Dataset records
>> start

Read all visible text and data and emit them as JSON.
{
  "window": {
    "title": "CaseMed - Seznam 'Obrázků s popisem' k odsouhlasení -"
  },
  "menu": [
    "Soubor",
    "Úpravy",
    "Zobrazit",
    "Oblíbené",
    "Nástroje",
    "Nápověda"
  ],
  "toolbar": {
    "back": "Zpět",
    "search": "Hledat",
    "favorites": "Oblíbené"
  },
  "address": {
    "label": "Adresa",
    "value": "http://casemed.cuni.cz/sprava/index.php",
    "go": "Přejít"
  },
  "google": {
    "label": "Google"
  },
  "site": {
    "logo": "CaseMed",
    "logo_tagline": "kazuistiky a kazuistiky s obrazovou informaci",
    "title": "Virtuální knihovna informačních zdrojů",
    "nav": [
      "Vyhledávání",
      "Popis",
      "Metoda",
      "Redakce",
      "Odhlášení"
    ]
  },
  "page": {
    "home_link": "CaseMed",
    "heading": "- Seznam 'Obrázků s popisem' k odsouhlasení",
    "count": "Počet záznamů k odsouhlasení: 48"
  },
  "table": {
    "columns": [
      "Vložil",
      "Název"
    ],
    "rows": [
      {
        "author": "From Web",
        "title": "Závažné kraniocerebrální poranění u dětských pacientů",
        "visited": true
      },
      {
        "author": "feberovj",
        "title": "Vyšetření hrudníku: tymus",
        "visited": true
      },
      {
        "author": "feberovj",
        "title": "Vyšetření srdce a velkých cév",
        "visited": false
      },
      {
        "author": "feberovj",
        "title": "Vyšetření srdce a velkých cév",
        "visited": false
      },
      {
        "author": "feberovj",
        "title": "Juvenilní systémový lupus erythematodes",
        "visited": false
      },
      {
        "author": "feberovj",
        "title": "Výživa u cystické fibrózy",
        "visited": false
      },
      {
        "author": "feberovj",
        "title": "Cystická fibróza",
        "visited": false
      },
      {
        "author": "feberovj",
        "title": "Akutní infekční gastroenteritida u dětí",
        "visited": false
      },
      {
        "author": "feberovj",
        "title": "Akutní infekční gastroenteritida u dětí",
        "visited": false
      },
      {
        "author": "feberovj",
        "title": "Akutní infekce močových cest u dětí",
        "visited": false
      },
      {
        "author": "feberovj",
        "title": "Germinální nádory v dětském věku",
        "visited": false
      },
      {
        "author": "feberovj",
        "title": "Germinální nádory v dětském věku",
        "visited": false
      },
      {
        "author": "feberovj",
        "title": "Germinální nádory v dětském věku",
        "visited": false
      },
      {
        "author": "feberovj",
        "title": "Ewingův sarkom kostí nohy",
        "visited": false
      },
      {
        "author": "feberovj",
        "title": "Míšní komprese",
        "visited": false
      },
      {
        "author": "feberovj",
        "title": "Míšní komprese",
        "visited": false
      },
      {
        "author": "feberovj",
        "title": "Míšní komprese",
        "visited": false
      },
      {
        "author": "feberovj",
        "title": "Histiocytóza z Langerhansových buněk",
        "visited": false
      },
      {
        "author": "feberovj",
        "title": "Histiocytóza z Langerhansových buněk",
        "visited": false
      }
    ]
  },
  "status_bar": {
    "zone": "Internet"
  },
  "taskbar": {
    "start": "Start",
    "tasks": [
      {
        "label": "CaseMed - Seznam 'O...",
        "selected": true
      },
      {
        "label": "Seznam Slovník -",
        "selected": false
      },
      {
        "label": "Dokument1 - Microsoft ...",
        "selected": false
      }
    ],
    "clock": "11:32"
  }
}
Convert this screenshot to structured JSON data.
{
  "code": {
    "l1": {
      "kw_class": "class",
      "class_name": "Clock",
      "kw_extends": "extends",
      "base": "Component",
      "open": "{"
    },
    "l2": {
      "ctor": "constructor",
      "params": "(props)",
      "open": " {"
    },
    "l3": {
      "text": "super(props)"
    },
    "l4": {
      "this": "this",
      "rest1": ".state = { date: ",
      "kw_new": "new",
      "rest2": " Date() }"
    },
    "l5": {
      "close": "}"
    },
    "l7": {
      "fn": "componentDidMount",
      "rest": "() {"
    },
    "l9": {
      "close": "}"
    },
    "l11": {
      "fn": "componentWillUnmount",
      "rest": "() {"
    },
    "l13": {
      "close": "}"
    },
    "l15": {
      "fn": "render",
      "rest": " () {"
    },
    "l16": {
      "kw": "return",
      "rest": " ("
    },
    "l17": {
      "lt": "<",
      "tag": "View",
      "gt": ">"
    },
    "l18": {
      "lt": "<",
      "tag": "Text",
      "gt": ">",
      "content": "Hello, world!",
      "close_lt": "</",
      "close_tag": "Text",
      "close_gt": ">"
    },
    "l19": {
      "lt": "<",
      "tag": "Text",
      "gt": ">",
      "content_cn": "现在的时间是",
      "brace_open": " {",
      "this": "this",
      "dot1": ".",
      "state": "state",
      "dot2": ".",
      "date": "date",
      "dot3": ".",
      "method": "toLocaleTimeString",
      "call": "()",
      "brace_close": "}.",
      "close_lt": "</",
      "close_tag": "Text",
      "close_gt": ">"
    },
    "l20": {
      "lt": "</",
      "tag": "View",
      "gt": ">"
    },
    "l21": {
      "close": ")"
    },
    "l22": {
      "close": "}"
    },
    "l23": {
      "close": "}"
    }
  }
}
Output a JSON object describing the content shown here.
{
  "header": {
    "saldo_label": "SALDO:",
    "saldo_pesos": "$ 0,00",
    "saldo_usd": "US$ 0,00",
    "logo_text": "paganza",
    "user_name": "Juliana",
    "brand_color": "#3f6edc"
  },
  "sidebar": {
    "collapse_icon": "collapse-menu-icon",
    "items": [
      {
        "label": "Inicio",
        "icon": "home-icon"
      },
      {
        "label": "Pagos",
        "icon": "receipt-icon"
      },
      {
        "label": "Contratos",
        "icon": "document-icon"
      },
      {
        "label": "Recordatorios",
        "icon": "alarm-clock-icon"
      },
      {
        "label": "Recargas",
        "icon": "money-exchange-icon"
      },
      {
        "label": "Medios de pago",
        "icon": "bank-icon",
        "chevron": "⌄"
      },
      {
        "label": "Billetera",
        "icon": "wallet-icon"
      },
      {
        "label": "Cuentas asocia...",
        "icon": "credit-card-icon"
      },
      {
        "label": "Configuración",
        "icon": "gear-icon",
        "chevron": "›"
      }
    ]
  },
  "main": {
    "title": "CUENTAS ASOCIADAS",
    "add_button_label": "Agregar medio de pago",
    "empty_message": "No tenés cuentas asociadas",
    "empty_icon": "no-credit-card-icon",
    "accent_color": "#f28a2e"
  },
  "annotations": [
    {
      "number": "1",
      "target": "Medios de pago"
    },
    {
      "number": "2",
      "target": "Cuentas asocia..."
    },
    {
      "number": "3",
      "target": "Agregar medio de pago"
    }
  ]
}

>> end

Your task – Each entry above is to be set down again in exactly the same words.

Exercise result –
Read all visible text and data and emit them as JSON.
{
  "window": {
    "title": "CaseMed - Seznam 'Obrázků s popisem' k odsouhlasení -"
  },
  "menu": [
    "Soubor",
    "Úpravy",
    "Zobrazit",
    "Oblíbené",
    "Nástroje",
    "Nápověda"
  ],
  "toolbar": {
    "back": "Zpět",
    "search": "Hledat",
    "favorites": "Oblíbené"
  },
  "address": {
    "label": "Adresa",
    "value": "http://casemed.cuni.cz/sprava/index.php",
    "go": "Přejít"
  },
  "google": {
    "label": "Google"
  },
  "site": {
    "logo": "CaseMed",
    "logo_tagline": "kazuistiky a kazuistiky s obrazovou informaci",
    "title": "Virtuální knihovna informačních zdrojů",
    "nav": [
      "Vyhledávání",
      "Popis",
      "Metoda",
      "Redakce",
      "Odhlášení"
    ]
  },
  "page": {
    "home_link": "CaseMed",
    "heading": "- Seznam 'Obrázků s popisem' k odsouhlasení",
    "count": "Počet záznamů k odsouhlasení: 48"
  },
  "table": {
    "columns": [
      "Vložil",
      "Název"
    ],
    "rows": [
      {
        "author": "From Web",
        "title": "Závažné kraniocerebrální poranění u dětských pacientů",
        "visited": true
      },
      {
        "author": "feberovj",
        "title": "Vyšetření hrudníku: tymus",
        "visited": true
      },
      {
        "author": "feberovj",
        "title": "Vyšetření srdce a velkých cév",
        "visited": false
      },
      {
        "author": "feberovj",
        "title": "Vyšetření srdce a velkých cév",
        "visited": false
      },
      {
        "author": "feberovj",
        "title": "Juvenilní systémový lupus erythematodes",
        "visited": false
      },
      {
        "author": "feberovj",
        "title": "Výživa u cystické fibrózy",
        "visited": false
      },
      {
        "author": "feberovj",
        "title": "Cystická fibróza",
        "visited": false
      },
      {
        "author": "feberovj",
        "title": "Akutní infekční gastroenteritida u dětí",
        "visited": false
      },
      {
        "author": "feberovj",
        "title": "Akutní infekční gastroenteritida u dětí",
        "visited": false
      },
      {
        "author": "feberovj",
        "title": "Akutní infekce močových cest u dětí",
        "visited": false
      },
      {
        "author": "feberovj",
        "title": "Germinální nádory v dětském věku",
        "visited": false
      },
      {
        "author": "feberovj",
        "title": "Germinální nádory v dětském věku",
        "visited": false
      },
      {
        "author": "feberovj",
        "title": "Germinální nádory v dětském věku",
        "visited": false
      },
      {
        "author": "feberovj",
        "title": "Ewingův sarkom kostí nohy",
        "visited": false
      },
      {
        "author": "feberovj",
        "title": "Míšní komprese",
        "visited": false
      },
      {
        "author": "feberovj",
        "title": "Míšní komprese",
        "visited": false
      },
      {
        "author": "feberovj",
        "title": "Míšní komprese",
        "visited": false
      },
      {
        "author": "feberovj",
        "title": "Histiocytóza z Langerhansových buněk",
        "visited": false
      },
      {
        "author": "feberovj",
        "title": "Histiocytóza z Langerhansových buněk",
        "visited": false
      }
    ]
  },
  "status_bar": {
    "zone": "Internet"
  },
  "taskbar": {
    "start": "Start",
    "tasks": [
      {
        "label": "CaseMed - Seznam 'O...",
        "selected": true
      },
      {
        "label": "Seznam Slovník -",
        "selected": false
      },
      {
        "label": "Dokument1 - Microsoft ...",
        "selected": false
      }
    ],
    "clock": "11:32"
  }
}
Convert this screenshot to structured JSON data.
{
  "code": {
    "l1": {
      "kw_class": "class",
      "class_name": "Clock",
      "kw_extends": "extends",
      "base": "Component",
      "open": "{"
    },
    "l2": {
      "ctor": "constructor",
      "params": "(props)",
      "open": " {"
    },
    "l3": {
      "text": "super(props)"
    },
    "l4": {
      "this": "this",
      "rest1": ".state = { date: ",
      "kw_new": "new",
      "rest2": " Date() }"
    },
    "l5": {
      "close": "}"
    },
    "l7": {
      "fn": "componentDidMount",
      "rest": "() {"
    },
    "l9": {
      "close": "}"
    },
    "l11": {
      "fn": "componentWillUnmount",
      "rest": "() {"
    },
    "l13": {
      "close": "}"
    },
    "l15": {
      "fn": "render",
      "rest": " () {"
    },
    "l16": {
      "kw": "return",
      "rest": " ("
    },
    "l17": {
      "lt": "<",
      "tag": "View",
      "gt": ">"
    },
    "l18": {
      "lt": "<",
      "tag": "Text",
      "gt": ">",
      "content": "Hello, world!",
      "close_lt": "</",
      "close_tag": "Text",
      "close_gt": ">"
    },
    "l19": {
      "lt": "<",
      "tag": "Text",
      "gt": ">",
      "content_cn": "现在的时间是",
      "brace_open": " {",
      "this": "this",
      "dot1": ".",
      "state": "state",
      "dot2": ".",
      "date": "date",
      "dot3": ".",
      "method": "toLocaleTimeString",
      "call": "()",
      "brace_close": "}.",
      "close_lt": "</",
      "close_tag": "Text",
      "close_gt": ">"
    },
    "l20": {
      "lt": "</",
      "tag": "View",
      "gt": ">"
    },
    "l21": {
      "close": ")"
    },
    "l22": {
      "close": "}"
    },
    "l23": {
      "close": "}"
    }
  }
}
Output a JSON object describing the content shown here.
{
  "header": {
    "saldo_label": "SALDO:",
    "saldo_pesos": "$ 0,00",
    "saldo_usd": "US$ 0,00",
    "logo_text": "paganza",
    "user_name": "Juliana",
    "brand_color": "#3f6edc"
  },
  "sidebar": {
    "collapse_icon": "collapse-menu-icon",
    "items": [
      {
        "label": "Inicio",
        "icon": "home-icon"
      },
      {
        "label": "Pagos",
        "icon": "receipt-icon"
      },
      {
        "label": "Contratos",
        "icon": "document-icon"
      },
      {
        "label": "Recordatorios",
        "icon": "alarm-clock-icon"
      },
      {
        "label": "Recargas",
        "icon": "money-exchange-icon"
      },
      {
        "label": "Medios de pago",
        "icon": "bank-icon",
        "chevron": "⌄"
      },
      {
        "label": "Billetera",
        "icon": "wallet-icon"
      },
      {
        "label": "Cuentas asocia...",
        "icon": "credit-card-icon"
      },
      {
        "label": "Configuración",
        "icon": "gear-icon",
        "chevron": "›"
      }
    ]
  },
  "main": {
    "title": "CUENTAS ASOCIADAS",
    "add_button_label": "Agregar medio de pago",
    "empty_message": "No tenés cuentas asociadas",
    "empty_icon": "no-credit-card-icon",
    "accent_color": "#f28a2e"
  },
  "annotations": [
    {
      "number": "1",
      "target": "Medios de pago"
    },
    {
      "number": "2",
      "target": "Cuentas asocia..."
    },
    {
      "number": "3",
      "target": "Agregar medio de pago"
    }
  ]
}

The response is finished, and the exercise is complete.